Transcribed document page entries

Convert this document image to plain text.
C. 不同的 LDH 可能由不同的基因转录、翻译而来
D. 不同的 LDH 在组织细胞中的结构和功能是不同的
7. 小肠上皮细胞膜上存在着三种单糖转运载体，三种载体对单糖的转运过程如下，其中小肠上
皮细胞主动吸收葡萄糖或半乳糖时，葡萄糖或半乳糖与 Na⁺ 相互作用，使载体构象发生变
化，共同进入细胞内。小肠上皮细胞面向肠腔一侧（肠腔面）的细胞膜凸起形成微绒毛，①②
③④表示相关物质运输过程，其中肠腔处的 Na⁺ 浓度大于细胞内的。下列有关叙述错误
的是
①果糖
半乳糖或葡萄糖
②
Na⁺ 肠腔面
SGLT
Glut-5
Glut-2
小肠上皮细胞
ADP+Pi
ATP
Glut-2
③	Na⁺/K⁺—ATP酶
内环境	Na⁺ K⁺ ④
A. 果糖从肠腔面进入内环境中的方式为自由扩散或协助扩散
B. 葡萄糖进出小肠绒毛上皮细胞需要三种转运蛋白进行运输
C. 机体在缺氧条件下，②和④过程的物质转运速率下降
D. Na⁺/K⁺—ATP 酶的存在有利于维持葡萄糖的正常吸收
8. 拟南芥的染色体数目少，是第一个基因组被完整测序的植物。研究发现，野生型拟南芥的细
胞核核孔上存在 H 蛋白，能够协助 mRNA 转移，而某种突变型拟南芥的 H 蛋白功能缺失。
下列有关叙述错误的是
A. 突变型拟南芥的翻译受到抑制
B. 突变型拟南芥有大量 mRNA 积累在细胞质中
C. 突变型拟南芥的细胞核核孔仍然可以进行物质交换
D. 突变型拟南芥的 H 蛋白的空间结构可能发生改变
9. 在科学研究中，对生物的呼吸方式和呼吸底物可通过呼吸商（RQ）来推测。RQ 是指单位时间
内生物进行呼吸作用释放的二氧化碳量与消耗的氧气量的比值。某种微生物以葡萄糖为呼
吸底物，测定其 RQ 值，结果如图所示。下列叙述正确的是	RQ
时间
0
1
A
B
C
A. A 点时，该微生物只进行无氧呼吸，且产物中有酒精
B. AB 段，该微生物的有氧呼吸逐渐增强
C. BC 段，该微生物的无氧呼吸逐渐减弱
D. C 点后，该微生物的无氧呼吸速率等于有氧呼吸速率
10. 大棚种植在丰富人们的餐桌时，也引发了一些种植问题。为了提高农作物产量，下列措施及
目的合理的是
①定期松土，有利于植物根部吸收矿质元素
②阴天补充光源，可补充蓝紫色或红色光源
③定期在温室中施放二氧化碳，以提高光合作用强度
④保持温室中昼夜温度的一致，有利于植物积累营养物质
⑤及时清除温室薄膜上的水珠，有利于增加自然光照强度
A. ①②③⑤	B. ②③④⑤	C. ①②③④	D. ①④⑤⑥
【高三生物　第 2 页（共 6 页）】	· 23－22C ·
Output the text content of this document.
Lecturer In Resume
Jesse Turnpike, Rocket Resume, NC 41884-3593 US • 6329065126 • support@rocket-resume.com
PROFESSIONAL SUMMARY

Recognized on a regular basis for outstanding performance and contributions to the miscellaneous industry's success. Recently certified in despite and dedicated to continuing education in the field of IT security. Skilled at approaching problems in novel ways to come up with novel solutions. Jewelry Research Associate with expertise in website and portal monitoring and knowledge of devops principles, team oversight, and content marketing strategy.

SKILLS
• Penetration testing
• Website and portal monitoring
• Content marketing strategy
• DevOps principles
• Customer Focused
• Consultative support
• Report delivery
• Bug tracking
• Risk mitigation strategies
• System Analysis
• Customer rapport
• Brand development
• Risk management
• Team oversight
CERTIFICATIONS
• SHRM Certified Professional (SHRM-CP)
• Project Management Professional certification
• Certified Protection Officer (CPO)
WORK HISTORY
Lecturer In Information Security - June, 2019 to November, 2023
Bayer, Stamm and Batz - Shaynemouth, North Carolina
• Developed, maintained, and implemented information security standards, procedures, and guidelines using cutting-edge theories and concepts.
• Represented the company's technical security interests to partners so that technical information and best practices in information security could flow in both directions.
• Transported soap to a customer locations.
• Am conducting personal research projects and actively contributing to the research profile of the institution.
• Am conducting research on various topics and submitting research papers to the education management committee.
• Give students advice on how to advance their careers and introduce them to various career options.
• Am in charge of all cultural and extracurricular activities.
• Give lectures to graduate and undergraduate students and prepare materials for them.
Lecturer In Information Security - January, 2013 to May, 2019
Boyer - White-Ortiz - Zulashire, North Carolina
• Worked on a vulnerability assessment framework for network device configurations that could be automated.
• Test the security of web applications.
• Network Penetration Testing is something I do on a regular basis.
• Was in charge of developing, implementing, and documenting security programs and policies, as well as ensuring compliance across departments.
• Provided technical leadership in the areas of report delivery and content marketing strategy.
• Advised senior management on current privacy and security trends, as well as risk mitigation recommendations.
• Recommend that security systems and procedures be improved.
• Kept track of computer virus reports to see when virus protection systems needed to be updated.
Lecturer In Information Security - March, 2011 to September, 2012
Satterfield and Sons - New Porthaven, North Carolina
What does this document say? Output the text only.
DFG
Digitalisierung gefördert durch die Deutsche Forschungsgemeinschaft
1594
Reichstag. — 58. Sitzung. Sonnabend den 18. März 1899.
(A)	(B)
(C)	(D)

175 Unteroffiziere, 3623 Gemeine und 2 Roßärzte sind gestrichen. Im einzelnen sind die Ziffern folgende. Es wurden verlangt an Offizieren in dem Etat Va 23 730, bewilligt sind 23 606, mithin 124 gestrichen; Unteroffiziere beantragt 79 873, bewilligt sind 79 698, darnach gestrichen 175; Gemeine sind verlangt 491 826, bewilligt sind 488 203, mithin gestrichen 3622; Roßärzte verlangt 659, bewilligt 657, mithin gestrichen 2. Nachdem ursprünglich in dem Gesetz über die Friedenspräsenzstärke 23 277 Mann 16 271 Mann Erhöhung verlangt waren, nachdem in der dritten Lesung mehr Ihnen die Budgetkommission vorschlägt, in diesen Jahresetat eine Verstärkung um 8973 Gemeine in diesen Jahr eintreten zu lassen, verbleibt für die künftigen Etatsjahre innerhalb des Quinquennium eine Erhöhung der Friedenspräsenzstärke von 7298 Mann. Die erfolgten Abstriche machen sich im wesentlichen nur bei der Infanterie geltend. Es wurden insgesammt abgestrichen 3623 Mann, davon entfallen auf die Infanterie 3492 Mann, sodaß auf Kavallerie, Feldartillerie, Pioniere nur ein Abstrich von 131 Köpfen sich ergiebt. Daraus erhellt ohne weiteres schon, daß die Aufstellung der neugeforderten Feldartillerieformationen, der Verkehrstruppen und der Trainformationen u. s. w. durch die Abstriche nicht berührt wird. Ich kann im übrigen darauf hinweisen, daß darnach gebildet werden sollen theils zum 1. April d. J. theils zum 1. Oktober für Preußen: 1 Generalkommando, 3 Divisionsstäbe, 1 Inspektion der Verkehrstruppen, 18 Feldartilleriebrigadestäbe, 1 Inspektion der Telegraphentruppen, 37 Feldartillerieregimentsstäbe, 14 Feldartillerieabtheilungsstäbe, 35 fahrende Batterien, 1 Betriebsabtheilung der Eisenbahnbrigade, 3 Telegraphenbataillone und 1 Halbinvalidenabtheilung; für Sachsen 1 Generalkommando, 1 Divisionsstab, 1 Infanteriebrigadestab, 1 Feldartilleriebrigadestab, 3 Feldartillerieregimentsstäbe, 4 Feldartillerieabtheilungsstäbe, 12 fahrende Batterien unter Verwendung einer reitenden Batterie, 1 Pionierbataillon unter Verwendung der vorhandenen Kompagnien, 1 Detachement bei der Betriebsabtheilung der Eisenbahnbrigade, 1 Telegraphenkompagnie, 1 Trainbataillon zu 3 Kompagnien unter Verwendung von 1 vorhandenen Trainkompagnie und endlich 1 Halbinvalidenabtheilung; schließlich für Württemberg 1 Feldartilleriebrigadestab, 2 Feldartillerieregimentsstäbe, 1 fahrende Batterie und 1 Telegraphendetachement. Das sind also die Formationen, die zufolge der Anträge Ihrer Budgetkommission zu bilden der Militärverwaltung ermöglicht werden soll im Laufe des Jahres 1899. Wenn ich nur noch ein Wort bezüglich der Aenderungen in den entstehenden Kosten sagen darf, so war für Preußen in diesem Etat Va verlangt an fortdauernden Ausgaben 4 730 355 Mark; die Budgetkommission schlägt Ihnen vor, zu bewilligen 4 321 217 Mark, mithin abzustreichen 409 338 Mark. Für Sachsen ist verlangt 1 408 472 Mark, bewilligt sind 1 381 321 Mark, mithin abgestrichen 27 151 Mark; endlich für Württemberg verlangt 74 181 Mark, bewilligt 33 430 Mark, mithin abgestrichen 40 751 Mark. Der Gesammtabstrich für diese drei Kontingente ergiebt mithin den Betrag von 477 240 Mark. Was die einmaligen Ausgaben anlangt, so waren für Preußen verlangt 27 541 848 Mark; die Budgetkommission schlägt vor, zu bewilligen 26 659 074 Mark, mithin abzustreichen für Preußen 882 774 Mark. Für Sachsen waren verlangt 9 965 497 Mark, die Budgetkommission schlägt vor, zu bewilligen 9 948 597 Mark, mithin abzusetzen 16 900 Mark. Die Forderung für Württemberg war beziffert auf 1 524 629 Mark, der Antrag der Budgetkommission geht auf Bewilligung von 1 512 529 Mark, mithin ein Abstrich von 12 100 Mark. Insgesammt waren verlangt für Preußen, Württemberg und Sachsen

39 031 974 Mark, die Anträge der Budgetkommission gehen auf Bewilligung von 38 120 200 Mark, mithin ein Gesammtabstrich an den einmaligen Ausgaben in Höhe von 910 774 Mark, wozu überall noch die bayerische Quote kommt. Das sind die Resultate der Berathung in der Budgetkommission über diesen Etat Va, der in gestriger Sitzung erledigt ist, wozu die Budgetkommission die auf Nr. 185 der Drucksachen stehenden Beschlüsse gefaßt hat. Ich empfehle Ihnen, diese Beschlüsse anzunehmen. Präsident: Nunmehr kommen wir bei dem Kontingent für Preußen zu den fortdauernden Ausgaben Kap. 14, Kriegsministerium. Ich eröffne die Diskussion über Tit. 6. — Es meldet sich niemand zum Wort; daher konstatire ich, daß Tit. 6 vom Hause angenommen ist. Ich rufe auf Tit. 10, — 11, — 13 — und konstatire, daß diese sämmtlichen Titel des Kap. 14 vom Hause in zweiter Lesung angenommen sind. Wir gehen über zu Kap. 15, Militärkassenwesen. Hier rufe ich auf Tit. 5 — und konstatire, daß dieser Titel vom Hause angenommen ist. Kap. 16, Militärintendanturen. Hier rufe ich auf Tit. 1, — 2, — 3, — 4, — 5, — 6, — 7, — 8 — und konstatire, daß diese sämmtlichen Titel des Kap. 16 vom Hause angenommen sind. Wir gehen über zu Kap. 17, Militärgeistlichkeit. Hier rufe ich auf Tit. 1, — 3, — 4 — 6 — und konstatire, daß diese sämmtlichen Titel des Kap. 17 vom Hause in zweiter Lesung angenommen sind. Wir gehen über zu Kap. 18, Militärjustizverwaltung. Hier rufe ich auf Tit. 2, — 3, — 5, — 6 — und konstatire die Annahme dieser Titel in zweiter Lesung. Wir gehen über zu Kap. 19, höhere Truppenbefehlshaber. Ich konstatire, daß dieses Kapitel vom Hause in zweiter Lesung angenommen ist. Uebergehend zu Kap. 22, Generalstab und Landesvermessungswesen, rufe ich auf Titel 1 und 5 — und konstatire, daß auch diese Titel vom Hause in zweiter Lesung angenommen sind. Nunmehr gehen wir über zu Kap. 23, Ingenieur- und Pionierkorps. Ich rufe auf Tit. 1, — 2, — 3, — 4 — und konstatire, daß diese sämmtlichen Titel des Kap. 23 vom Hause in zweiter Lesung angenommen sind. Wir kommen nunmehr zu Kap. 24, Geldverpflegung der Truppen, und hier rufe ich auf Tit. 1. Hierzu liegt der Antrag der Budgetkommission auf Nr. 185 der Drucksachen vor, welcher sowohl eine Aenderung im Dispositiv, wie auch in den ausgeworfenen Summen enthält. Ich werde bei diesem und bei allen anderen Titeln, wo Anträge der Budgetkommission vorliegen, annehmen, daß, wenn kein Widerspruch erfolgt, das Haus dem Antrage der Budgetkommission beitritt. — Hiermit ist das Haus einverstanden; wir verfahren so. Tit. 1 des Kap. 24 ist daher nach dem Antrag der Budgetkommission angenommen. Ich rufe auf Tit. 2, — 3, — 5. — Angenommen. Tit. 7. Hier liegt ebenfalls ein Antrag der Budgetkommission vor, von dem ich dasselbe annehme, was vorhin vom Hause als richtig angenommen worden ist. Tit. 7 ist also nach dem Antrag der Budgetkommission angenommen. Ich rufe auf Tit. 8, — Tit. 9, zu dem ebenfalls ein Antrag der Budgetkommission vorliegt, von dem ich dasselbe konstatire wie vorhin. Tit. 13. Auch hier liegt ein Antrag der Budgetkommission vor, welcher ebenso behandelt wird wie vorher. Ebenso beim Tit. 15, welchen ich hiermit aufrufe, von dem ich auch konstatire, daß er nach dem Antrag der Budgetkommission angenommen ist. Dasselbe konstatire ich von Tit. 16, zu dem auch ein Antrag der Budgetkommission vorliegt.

Exercise
Look through the entries and return every line where "charge" appears.

Your response
• Am in charge of all cultural and extracurricular activities.
• Was in charge of developing, implementing, and documenting security programs and policies, as well as ensuring compliance across departments.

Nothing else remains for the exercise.